**** Material for this task ****
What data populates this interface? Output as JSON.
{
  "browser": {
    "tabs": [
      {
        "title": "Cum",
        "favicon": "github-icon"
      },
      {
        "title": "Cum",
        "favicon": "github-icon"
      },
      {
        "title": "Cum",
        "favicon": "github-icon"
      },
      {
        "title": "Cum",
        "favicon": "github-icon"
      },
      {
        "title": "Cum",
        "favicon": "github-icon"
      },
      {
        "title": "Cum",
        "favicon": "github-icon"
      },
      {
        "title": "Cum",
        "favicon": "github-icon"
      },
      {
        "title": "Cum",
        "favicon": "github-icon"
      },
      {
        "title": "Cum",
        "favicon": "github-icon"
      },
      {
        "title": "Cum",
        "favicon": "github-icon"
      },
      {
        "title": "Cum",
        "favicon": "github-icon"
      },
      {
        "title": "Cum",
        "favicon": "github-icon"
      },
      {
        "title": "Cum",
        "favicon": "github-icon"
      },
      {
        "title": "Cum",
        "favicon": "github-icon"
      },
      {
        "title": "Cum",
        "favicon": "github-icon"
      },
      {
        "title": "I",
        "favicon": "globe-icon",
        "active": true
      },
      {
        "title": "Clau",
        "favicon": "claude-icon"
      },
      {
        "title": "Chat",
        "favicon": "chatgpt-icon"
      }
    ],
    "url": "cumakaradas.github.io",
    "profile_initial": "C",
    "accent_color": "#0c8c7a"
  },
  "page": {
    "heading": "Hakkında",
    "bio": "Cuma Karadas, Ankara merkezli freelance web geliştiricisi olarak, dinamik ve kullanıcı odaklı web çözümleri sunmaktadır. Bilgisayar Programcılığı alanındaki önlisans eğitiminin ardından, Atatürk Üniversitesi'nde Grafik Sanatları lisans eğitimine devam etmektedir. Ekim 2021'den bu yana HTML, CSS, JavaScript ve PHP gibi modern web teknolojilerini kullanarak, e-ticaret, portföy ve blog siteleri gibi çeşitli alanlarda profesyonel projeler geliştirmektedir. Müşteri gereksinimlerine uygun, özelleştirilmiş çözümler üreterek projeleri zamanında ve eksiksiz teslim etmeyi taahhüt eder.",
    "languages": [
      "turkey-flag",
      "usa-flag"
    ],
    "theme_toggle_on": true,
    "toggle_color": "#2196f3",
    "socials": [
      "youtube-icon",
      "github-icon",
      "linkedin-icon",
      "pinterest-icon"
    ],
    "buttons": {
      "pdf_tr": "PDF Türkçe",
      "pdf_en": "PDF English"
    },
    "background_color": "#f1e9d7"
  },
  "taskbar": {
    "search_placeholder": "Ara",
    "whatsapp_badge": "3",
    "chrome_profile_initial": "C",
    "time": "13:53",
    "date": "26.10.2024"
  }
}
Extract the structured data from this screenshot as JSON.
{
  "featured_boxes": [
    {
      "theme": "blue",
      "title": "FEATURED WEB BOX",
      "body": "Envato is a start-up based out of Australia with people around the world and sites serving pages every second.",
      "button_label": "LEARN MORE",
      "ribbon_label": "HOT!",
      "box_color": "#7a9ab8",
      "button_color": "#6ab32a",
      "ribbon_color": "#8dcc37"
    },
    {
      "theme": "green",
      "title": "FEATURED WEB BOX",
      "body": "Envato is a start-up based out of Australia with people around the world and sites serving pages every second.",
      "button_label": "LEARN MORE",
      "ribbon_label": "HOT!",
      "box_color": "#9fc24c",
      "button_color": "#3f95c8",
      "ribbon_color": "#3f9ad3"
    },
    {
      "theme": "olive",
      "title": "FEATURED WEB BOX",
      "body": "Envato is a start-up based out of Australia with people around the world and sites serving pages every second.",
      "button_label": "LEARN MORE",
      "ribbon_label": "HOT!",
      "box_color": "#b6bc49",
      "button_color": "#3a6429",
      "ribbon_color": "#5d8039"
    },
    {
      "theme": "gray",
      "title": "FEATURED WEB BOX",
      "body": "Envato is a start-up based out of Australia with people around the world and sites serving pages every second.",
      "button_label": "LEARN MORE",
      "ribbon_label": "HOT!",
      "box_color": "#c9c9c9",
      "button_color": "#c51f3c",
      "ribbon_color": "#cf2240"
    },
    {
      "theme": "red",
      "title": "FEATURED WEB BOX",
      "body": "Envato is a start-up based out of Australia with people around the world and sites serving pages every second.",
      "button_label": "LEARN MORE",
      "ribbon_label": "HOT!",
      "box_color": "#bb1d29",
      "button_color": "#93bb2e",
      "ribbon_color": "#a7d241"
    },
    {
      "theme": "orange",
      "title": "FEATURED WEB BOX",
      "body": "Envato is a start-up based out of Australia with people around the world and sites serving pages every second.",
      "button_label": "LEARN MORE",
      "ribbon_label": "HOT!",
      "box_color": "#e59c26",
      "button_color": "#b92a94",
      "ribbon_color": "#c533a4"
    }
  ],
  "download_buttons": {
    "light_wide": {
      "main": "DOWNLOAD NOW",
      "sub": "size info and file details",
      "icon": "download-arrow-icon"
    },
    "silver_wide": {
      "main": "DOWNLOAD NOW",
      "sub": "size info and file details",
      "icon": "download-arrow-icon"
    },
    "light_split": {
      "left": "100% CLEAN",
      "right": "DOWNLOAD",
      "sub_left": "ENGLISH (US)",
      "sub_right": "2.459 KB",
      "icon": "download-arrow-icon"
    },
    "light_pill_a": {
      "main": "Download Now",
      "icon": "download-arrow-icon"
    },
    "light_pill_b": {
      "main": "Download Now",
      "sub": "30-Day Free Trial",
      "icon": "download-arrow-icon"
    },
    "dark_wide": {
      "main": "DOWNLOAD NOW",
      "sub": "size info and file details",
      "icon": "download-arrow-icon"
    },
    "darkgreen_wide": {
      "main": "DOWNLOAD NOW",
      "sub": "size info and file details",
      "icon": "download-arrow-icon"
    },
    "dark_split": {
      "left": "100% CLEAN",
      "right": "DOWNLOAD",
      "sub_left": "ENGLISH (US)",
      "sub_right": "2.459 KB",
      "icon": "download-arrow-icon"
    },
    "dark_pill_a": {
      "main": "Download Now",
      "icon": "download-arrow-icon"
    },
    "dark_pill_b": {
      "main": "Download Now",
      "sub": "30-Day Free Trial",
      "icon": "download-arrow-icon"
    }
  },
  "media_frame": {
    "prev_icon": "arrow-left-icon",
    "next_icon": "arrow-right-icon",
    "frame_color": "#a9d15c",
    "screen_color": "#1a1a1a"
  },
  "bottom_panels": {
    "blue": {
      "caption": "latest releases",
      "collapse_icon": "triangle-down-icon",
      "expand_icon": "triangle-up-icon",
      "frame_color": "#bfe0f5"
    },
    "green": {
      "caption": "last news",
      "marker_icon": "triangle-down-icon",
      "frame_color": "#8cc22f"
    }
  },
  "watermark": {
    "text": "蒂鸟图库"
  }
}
****
### Task statement:
Spot every line that holds "triangle" and copy it.

### Final answer:
      "collapse_icon": "triangle-down-icon",
      "expand_icon": "triangle-up-icon",
      "marker_icon": "triangle-down-icon",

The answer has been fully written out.